[start of DATASET ROWS]

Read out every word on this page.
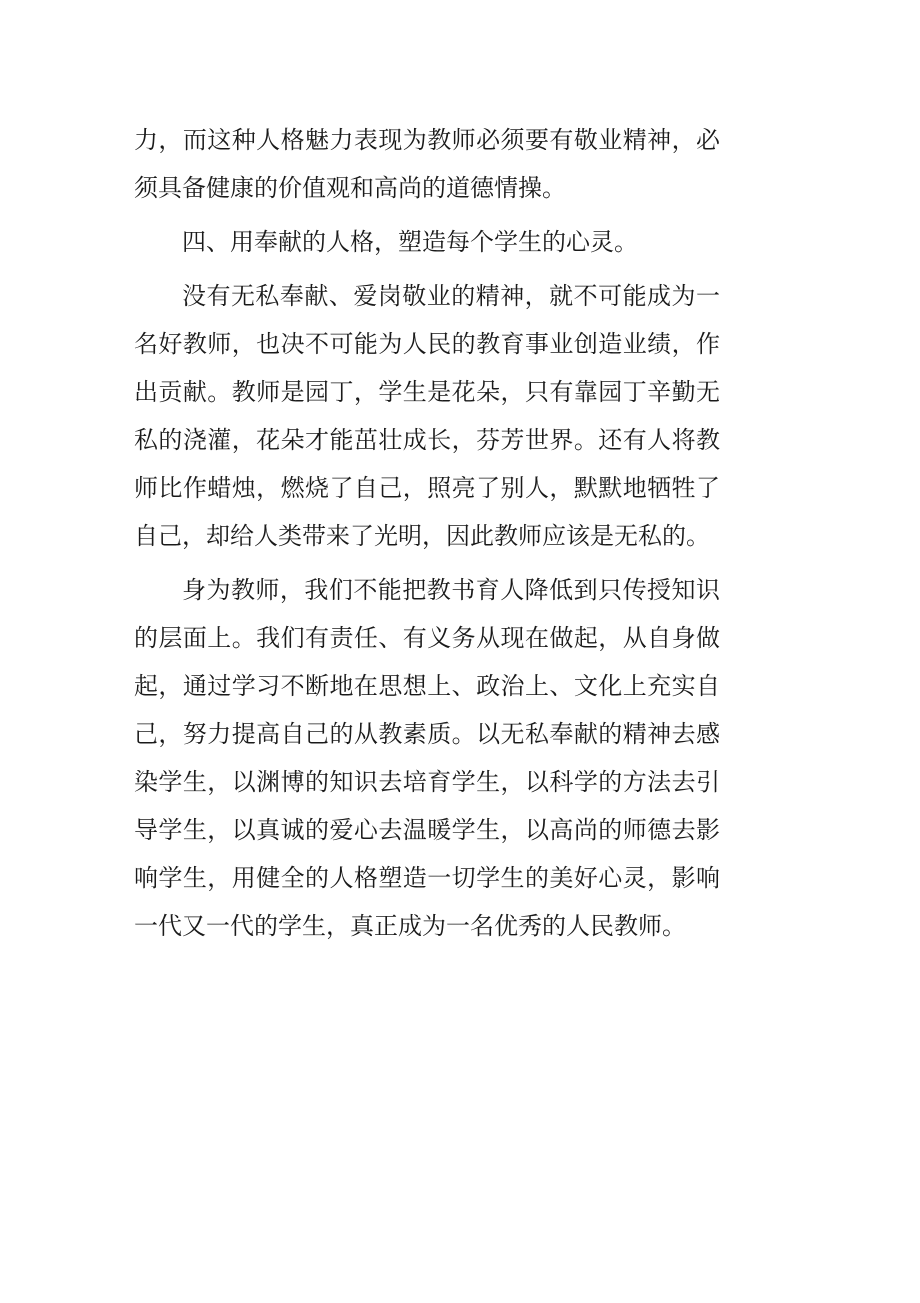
力，而这种人格魅力表现为教师必须要有敬业精神，必须具备健康的价值观和高尚的道德情操。

四、用奉献的人格，塑造每个学生的心灵。

没有无私奉献、爱岗敬业的精神，就不可能成为一名好教师，也决不可能为人民的教育事业创造业绩，作出贡献。教师是园丁，学生是花朵，只有靠园丁辛勤无私的浇灌，花朵才能茁壮成长，芬芳世界。还有人将教师比作蜡烛，燃烧了自己，照亮了别人，默默地牺牲了自己，却给人类带来了光明，因此教师应该是无私的。

身为教师，我们不能把教书育人降低到只传授知识的层面上。我们有责任、有义务从现在做起，从自身做起，通过学习不断地在思想上、政治上、文化上充实自己，努力提高自己的从教素质。以无私奉献的精神去感染学生，以渊博的知识去培育学生，以科学的方法去引导学生，以真诚的爱心去温暖学生，以高尚的师德去影响学生，用健全的人格塑造一切学生的美好心灵，影响一代又一代的学生，真正成为一名优秀的人民教师。
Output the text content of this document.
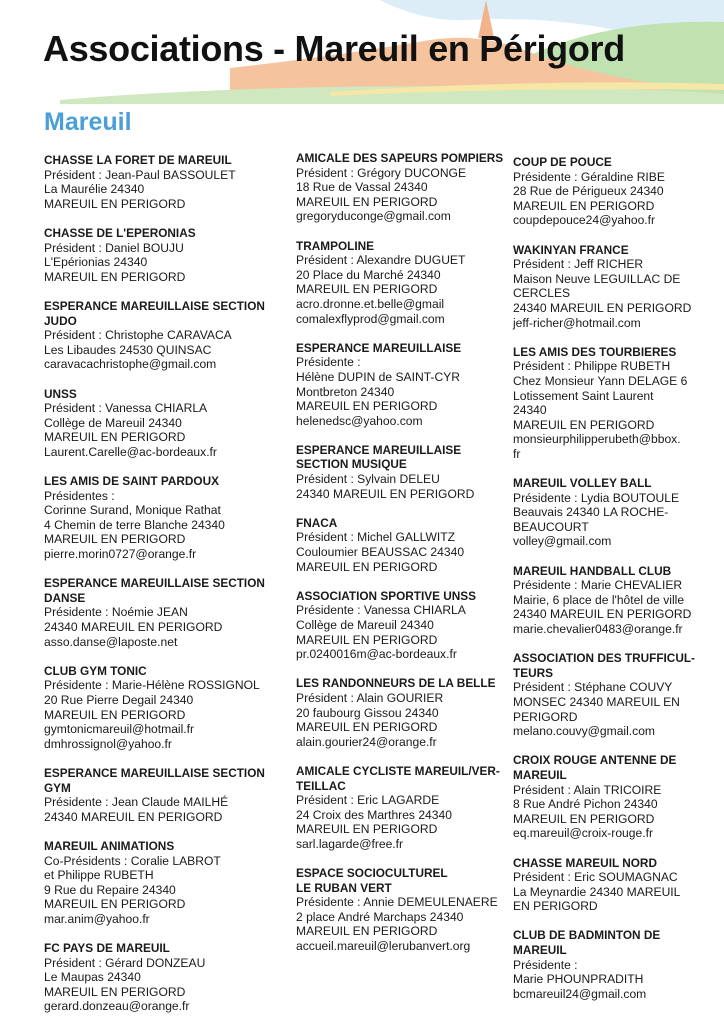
Associations - Mareuil en Périgord
Mareuil
CHASSE LA FORET DE MAREUIL
Président : Jean-Paul BASSOULET
La Maurélie 24340
MAREUIL EN PERIGORD
CHASSE DE L'EPERONIAS
Président : Daniel BOUJU
L'Epérionias 24340
MAREUIL EN PERIGORD
ESPERANCE MAREUILLAISE SECTION JUDO
Président : Christophe CARAVACA
Les Libaudes 24530 QUINSAC
caravacachristophe@gmail.com
UNSS
Président : Vanessa CHIARLA
Collège de Mareuil 24340
MAREUIL EN PERIGORD
Laurent.Carelle@ac-bordeaux.fr
LES AMIS DE SAINT PARDOUX
Présidentes :
Corinne Surand, Monique Rathat
4 Chemin de terre Blanche 24340
MAREUIL EN PERIGORD
pierre.morin0727@orange.fr
ESPERANCE MAREUILLAISE SECTION
DANSE
Présidente : Noémie JEAN
24340 MAREUIL EN PERIGORD
asso.danse@laposte.net
CLUB GYM TONIC
Présidente : Marie-Hélène ROSSIGNOL
20 Rue Pierre Degail 24340
MAREUIL EN PERIGORD
gymtonicmareuil@hotmail.fr
dmhrossignol@yahoo.fr
ESPERANCE MAREUILLAISE SECTION GYM
Présidente : Jean Claude MAILHÉ
24340 MAREUIL EN PERIGORD
MAREUIL ANIMATIONS
Co-Présidents : Coralie LABROT
et Philippe RUBETH
9 Rue du Repaire 24340
MAREUIL EN PERIGORD mar.anim@yahoo.fr
FC PAYS DE MAREUIL
Président : Gérard DONZEAU
Le Maupas 24340
MAREUIL EN PERIGORD
gerard.donzeau@orange.fr
AMICALE DES SAPEURS POMPIERS
Président : Grégory DUCONGE
18 Rue de Vassal 24340
MAREUIL EN PERIGORD
gregoryduconge@gmail.com
TRAMPOLINE
Président : Alexandre DUGUET
20 Place du Marché 24340
MAREUIL EN PERIGORD
acro.dronne.et.belle@gmail
comalexflyprod@gmail.com
ESPERANCE MAREUILLAISE
Présidente :
Hélène DUPIN de SAINT-CYR
Montbreton 24340
MAREUIL EN PERIGORD
helenedsc@yahoo.com
ESPERANCE MAREUILLAISE
SECTION MUSIQUE
Président : Sylvain DELEU
24340 MAREUIL EN PERIGORD
FNACA
Président : Michel GALLWITZ
Couloumier BEAUSSAC 24340
MAREUIL EN PERIGORD
ASSOCIATION SPORTIVE UNSS
Présidente : Vanessa CHIARLA
Collège de Mareuil 24340
MAREUIL EN PERIGORD
pr.0240016m@ac-bordeaux.fr
LES RANDONNEURS DE LA BELLE
Président : Alain GOURIER
20 faubourg Gissou 24340
MAREUIL EN PERIGORD
alain.gourier24@orange.fr
AMICALE CYCLISTE MAREUIL/VER-
TEILLAC
Président : Eric LAGARDE
24 Croix des Marthres 24340
MAREUIL EN PERIGORD
sarl.lagarde@free.fr
ESPACE SOCIOCULTUREL
LE RUBAN VERT
Présidente : Annie DEMEULENAERE
2 place André Marchaps 24340
MAREUIL EN PERIGORD
accueil.mareuil@lerubanvert.org
COUP DE POUCE
Présidente : Géraldine RIBE
28 Rue de Périgueux 24340
MAREUIL EN PERIGORD
coupdepouce24@yahoo.fr
WAKINYAN FRANCE
Président : Jeff RICHER
Maison Neuve LEGUILLAC DE
CERCLES
24340 MAREUIL EN PERIGORD
jeff-richer@hotmail.com
LES AMIS DES TOURBIERES
Président : Philippe RUBETH
Chez Monsieur Yann DELAGE 6
Lotissement Saint Laurent
24340
MAREUIL EN PERIGORD
monsieurphilipperubeth@bbox.
fr
MAREUIL VOLLEY BALL
Présidente : Lydia BOUTOULE
Beauvais 24340 LA ROCHE-
BEAUCOURT
volley@gmail.com
MAREUIL HANDBALL CLUB
Présidente : Marie CHEVALIER
Mairie, 6 place de l'hôtel de ville
24340 MAREUIL EN PERIGORD
marie.chevalier0483@orange.fr
ASSOCIATION DES TRUFFICUL-
TEURS
Président : Stéphane COUVY
MONSEC 24340 MAREUIL EN
PERIGORD
melano.couvy@gmail.com
CROIX ROUGE ANTENNE DE
MAREUIL
Président : Alain TRICOIRE
8 Rue André Pichon 24340
MAREUIL EN PERIGORD
eq.mareuil@croix-rouge.fr
CHASSE MAREUIL NORD
Président : Eric SOUMAGNAC
La Meynardie 24340 MAREUIL
EN PERIGORD
CLUB DE BADMINTON DE
MAREUIL
Présidente :
Marie PHOUNPRADITH
bcmareuil24@gmail.com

[end of DATASET ROWS]

WRITTEN TASK: Count how many lines in the data above hold the string "CHIARLA", and give the number with no other words.

SOLUTION: 2